» Given problem
Every record below is to be retyped exactly.

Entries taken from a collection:

==========

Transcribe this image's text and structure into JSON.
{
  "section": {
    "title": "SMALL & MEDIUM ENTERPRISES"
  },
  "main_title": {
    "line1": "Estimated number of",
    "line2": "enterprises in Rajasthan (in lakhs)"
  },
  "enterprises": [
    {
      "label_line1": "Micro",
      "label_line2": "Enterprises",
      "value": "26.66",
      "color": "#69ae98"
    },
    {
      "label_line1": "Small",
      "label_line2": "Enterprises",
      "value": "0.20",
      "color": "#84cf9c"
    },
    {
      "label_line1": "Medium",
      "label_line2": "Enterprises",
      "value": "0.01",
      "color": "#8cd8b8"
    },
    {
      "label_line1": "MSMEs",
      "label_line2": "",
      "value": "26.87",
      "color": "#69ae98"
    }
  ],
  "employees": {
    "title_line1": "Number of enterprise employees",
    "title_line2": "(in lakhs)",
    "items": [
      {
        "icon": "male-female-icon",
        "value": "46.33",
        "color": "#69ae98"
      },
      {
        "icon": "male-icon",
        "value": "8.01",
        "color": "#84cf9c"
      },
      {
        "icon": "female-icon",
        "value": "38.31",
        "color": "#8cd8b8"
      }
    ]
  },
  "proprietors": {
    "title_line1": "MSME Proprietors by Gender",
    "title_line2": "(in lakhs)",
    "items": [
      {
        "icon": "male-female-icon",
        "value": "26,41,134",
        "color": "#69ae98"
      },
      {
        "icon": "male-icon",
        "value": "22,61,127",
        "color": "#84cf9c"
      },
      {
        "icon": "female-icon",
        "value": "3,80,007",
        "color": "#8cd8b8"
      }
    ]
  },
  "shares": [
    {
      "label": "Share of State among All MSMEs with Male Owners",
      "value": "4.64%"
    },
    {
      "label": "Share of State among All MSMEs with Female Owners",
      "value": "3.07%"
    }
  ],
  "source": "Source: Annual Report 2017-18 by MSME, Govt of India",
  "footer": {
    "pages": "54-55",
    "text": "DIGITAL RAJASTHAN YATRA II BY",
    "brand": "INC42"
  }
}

==========

» Exercise output
Transcribe this image's text and structure into JSON.
{
  "section": {
    "title": "SMALL & MEDIUM ENTERPRISES"
  },
  "main_title": {
    "line1": "Estimated number of",
    "line2": "enterprises in Rajasthan (in lakhs)"
  },
  "enterprises": [
    {
      "label_line1": "Micro",
      "label_line2": "Enterprises",
      "value": "26.66",
      "color": "#69ae98"
    },
    {
      "label_line1": "Small",
      "label_line2": "Enterprises",
      "value": "0.20",
      "color": "#84cf9c"
    },
    {
      "label_line1": "Medium",
      "label_line2": "Enterprises",
      "value": "0.01",
      "color": "#8cd8b8"
    },
    {
      "label_line1": "MSMEs",
      "label_line2": "",
      "value": "26.87",
      "color": "#69ae98"
    }
  ],
  "employees": {
    "title_line1": "Number of enterprise employees",
    "title_line2": "(in lakhs)",
    "items": [
      {
        "icon": "male-female-icon",
        "value": "46.33",
        "color": "#69ae98"
      },
      {
        "icon": "male-icon",
        "value": "8.01",
        "color": "#84cf9c"
      },
      {
        "icon": "female-icon",
        "value": "38.31",
        "color": "#8cd8b8"
      }
    ]
  },
  "proprietors": {
    "title_line1": "MSME Proprietors by Gender",
    "title_line2": "(in lakhs)",
    "items": [
      {
        "icon": "male-female-icon",
        "value": "26,41,134",
        "color": "#69ae98"
      },
      {
        "icon": "male-icon",
        "value": "22,61,127",
        "color": "#84cf9c"
      },
      {
        "icon": "female-icon",
        "value": "3,80,007",
        "color": "#8cd8b8"
      }
    ]
  },
  "shares": [
    {
      "label": "Share of State among All MSMEs with Male Owners",
      "value": "4.64%"
    },
    {
      "label": "Share of State among All MSMEs with Female Owners",
      "value": "3.07%"
    }
  ],
  "source": "Source: Annual Report 2017-18 by MSME, Govt of India",
  "footer": {
    "pages": "54-55",
    "text": "DIGITAL RAJASTHAN YATRA II BY",
    "brand": "INC42"
  }
}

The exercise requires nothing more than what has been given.